--- BEGIN Data provided ---
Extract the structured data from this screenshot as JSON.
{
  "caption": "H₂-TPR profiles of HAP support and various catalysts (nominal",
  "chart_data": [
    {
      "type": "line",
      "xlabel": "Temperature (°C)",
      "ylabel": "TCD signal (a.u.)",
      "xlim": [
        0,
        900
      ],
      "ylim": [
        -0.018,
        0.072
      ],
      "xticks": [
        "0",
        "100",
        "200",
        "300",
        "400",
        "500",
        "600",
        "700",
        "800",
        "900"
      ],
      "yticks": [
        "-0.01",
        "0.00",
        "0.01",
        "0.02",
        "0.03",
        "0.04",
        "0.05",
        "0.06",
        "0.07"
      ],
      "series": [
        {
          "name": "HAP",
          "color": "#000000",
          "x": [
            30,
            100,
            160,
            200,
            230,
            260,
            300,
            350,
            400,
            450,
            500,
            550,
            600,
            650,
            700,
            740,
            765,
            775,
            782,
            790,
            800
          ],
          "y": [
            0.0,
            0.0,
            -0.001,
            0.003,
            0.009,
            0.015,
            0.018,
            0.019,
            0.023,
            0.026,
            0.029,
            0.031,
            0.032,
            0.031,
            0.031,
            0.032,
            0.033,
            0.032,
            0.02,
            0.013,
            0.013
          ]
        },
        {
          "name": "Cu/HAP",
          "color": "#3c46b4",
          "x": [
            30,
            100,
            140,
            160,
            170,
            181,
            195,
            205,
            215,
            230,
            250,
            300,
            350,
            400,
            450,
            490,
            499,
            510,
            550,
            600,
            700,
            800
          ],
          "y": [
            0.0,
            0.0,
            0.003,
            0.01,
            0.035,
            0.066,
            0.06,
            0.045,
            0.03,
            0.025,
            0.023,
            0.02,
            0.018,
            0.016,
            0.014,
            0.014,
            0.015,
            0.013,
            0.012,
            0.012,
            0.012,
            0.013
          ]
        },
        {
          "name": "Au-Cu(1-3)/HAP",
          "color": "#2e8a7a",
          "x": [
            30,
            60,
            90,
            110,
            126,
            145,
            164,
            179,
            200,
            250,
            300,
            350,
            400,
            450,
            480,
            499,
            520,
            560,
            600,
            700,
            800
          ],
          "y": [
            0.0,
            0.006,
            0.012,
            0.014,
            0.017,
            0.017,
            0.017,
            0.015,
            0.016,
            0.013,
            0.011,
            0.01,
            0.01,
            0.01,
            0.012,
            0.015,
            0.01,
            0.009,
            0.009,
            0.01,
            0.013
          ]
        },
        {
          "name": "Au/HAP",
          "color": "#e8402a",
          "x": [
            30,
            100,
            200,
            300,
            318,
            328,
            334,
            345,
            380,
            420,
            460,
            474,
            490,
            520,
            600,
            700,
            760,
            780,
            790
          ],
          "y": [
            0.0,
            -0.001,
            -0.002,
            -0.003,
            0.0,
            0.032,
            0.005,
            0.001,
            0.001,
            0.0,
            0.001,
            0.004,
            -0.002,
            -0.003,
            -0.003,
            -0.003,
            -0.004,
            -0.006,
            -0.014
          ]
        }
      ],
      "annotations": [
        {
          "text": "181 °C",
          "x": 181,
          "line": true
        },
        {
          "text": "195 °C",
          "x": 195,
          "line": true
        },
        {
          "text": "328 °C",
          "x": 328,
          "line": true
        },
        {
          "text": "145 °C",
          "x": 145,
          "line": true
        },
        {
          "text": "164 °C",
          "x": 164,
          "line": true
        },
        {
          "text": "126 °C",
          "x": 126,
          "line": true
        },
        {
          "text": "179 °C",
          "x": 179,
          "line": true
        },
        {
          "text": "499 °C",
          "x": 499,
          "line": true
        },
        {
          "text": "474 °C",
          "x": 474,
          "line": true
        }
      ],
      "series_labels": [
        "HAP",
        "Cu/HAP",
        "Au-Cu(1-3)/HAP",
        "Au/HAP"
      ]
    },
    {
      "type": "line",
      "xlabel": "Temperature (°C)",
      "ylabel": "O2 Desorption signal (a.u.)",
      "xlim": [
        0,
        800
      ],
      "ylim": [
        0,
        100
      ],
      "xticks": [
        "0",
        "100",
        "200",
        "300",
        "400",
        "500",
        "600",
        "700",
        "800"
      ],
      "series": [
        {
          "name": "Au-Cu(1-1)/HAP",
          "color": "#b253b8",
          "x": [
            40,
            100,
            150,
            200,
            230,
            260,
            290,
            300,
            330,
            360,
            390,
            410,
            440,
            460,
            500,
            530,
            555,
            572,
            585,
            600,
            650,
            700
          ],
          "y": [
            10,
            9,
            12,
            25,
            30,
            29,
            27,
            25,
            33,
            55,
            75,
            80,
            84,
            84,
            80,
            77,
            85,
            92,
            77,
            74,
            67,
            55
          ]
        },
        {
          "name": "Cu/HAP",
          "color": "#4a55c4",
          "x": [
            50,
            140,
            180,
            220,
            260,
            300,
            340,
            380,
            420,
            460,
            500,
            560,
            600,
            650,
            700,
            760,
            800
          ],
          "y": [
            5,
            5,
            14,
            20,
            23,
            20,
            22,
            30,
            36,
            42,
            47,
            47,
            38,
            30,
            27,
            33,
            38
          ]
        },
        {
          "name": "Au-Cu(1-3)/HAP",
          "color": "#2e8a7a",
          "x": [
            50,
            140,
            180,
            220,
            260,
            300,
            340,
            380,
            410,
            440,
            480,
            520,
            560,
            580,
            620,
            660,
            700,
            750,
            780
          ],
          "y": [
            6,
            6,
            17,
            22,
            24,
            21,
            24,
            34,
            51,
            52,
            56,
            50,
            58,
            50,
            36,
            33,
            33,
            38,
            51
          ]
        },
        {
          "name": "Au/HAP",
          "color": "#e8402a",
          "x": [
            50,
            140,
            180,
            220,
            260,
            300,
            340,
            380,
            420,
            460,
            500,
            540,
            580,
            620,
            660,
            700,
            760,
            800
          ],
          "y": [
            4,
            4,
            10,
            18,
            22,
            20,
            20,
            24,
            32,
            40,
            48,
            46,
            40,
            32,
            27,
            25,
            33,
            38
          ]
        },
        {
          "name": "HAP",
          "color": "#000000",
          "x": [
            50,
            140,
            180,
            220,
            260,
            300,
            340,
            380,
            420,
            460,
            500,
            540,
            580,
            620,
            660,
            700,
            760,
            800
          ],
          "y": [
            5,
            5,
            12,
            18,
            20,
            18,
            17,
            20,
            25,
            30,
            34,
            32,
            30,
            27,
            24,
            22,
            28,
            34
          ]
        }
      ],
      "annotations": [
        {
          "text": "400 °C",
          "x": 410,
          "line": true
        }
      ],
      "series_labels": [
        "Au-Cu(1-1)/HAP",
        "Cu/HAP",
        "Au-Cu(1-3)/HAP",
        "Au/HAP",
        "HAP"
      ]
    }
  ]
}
--- END Data provided ---
| Task to carry out |
Copy out the whole listing exactly; please set it all down.

| Correct response |
Extract the structured data from this screenshot as JSON.
{
  "caption": "H₂-TPR profiles of HAP support and various catalysts (nominal",
  "chart_data": [
    {
      "type": "line",
      "xlabel": "Temperature (°C)",
      "ylabel": "TCD signal (a.u.)",
      "xlim": [
        0,
        900
      ],
      "ylim": [
        -0.018,
        0.072
      ],
      "xticks": [
        "0",
        "100",
        "200",
        "300",
        "400",
        "500",
        "600",
        "700",
        "800",
        "900"
      ],
      "yticks": [
        "-0.01",
        "0.00",
        "0.01",
        "0.02",
        "0.03",
        "0.04",
        "0.05",
        "0.06",
        "0.07"
      ],
      "series": [
        {
          "name": "HAP",
          "color": "#000000",
          "x": [
            30,
            100,
            160,
            200,
            230,
            260,
            300,
            350,
            400,
            450,
            500,
            550,
            600,
            650,
            700,
            740,
            765,
            775,
            782,
            790,
            800
          ],
          "y": [
            0.0,
            0.0,
            -0.001,
            0.003,
            0.009,
            0.015,
            0.018,
            0.019,
            0.023,
            0.026,
            0.029,
            0.031,
            0.032,
            0.031,
            0.031,
            0.032,
            0.033,
            0.032,
            0.02,
            0.013,
            0.013
          ]
        },
        {
          "name": "Cu/HAP",
          "color": "#3c46b4",
          "x": [
            30,
            100,
            140,
            160,
            170,
            181,
            195,
            205,
            215,
            230,
            250,
            300,
            350,
            400,
            450,
            490,
            499,
            510,
            550,
            600,
            700,
            800
          ],
          "y": [
            0.0,
            0.0,
            0.003,
            0.01,
            0.035,
            0.066,
            0.06,
            0.045,
            0.03,
            0.025,
            0.023,
            0.02,
            0.018,
            0.016,
            0.014,
            0.014,
            0.015,
            0.013,
            0.012,
            0.012,
            0.012,
            0.013
          ]
        },
        {
          "name": "Au-Cu(1-3)/HAP",
          "color": "#2e8a7a",
          "x": [
            30,
            60,
            90,
            110,
            126,
            145,
            164,
            179,
            200,
            250,
            300,
            350,
            400,
            450,
            480,
            499,
            520,
            560,
            600,
            700,
            800
          ],
          "y": [
            0.0,
            0.006,
            0.012,
            0.014,
            0.017,
            0.017,
            0.017,
            0.015,
            0.016,
            0.013,
            0.011,
            0.01,
            0.01,
            0.01,
            0.012,
            0.015,
            0.01,
            0.009,
            0.009,
            0.01,
            0.013
          ]
        },
        {
          "name": "Au/HAP",
          "color": "#e8402a",
          "x": [
            30,
            100,
            200,
            300,
            318,
            328,
            334,
            345,
            380,
            420,
            460,
            474,
            490,
            520,
            600,
            700,
            760,
            780,
            790
          ],
          "y": [
            0.0,
            -0.001,
            -0.002,
            -0.003,
            0.0,
            0.032,
            0.005,
            0.001,
            0.001,
            0.0,
            0.001,
            0.004,
            -0.002,
            -0.003,
            -0.003,
            -0.003,
            -0.004,
            -0.006,
            -0.014
          ]
        }
      ],
      "annotations": [
        {
          "text": "181 °C",
          "x": 181,
          "line": true
        },
        {
          "text": "195 °C",
          "x": 195,
          "line": true
        },
        {
          "text": "328 °C",
          "x": 328,
          "line": true
        },
        {
          "text": "145 °C",
          "x": 145,
          "line": true
        },
        {
          "text": "164 °C",
          "x": 164,
          "line": true
        },
        {
          "text": "126 °C",
          "x": 126,
          "line": true
        },
        {
          "text": "179 °C",
          "x": 179,
          "line": true
        },
        {
          "text": "499 °C",
          "x": 499,
          "line": true
        },
        {
          "text": "474 °C",
          "x": 474,
          "line": true
        }
      ],
      "series_labels": [
        "HAP",
        "Cu/HAP",
        "Au-Cu(1-3)/HAP",
        "Au/HAP"
      ]
    },
    {
      "type": "line",
      "xlabel": "Temperature (°C)",
      "ylabel": "O2 Desorption signal (a.u.)",
      "xlim": [
        0,
        800
      ],
      "ylim": [
        0,
        100
      ],
      "xticks": [
        "0",
        "100",
        "200",
        "300",
        "400",
        "500",
        "600",
        "700",
        "800"
      ],
      "series": [
        {
          "name": "Au-Cu(1-1)/HAP",
          "color": "#b253b8",
          "x": [
            40,
            100,
            150,
            200,
            230,
            260,
            290,
            300,
            330,
            360,
            390,
            410,
            440,
            460,
            500,
            530,
            555,
            572,
            585,
            600,
            650,
            700
          ],
          "y": [
            10,
            9,
            12,
            25,
            30,
            29,
            27,
            25,
            33,
            55,
            75,
            80,
            84,
            84,
            80,
            77,
            85,
            92,
            77,
            74,
            67,
            55
          ]
        },
        {
          "name": "Cu/HAP",
          "color": "#4a55c4",
          "x": [
            50,
            140,
            180,
            220,
            260,
            300,
            340,
            380,
            420,
            460,
            500,
            560,
            600,
            650,
            700,
            760,
            800
          ],
          "y": [
            5,
            5,
            14,
            20,
            23,
            20,
            22,
            30,
            36,
            42,
            47,
            47,
            38,
            30,
            27,
            33,
            38
          ]
        },
        {
          "name": "Au-Cu(1-3)/HAP",
          "color": "#2e8a7a",
          "x": [
            50,
            140,
            180,
            220,
            260,
            300,
            340,
            380,
            410,
            440,
            480,
            520,
            560,
            580,
            620,
            660,
            700,
            750,
            780
          ],
          "y": [
            6,
            6,
            17,
            22,
            24,
            21,
            24,
            34,
            51,
            52,
            56,
            50,
            58,
            50,
            36,
            33,
            33,
            38,
            51
          ]
        },
        {
          "name": "Au/HAP",
          "color": "#e8402a",
          "x": [
            50,
            140,
            180,
            220,
            260,
            300,
            340,
            380,
            420,
            460,
            500,
            540,
            580,
            620,
            660,
            700,
            760,
            800
          ],
          "y": [
            4,
            4,
            10,
            18,
            22,
            20,
            20,
            24,
            32,
            40,
            48,
            46,
            40,
            32,
            27,
            25,
            33,
            38
          ]
        },
        {
          "name": "HAP",
          "color": "#000000",
          "x": [
            50,
            140,
            180,
            220,
            260,
            300,
            340,
            380,
            420,
            460,
            500,
            540,
            580,
            620,
            660,
            700,
            760,
            800
          ],
          "y": [
            5,
            5,
            12,
            18,
            20,
            18,
            17,
            20,
            25,
            30,
            34,
            32,
            30,
            27,
            24,
            22,
            28,
            34
          ]
        }
      ],
      "annotations": [
        {
          "text": "400 °C",
          "x": 410,
          "line": true
        }
      ],
      "series_labels": [
        "Au-Cu(1-1)/HAP",
        "Cu/HAP",
        "Au-Cu(1-3)/HAP",
        "Au/HAP",
        "HAP"
      ]
    }
  ]
}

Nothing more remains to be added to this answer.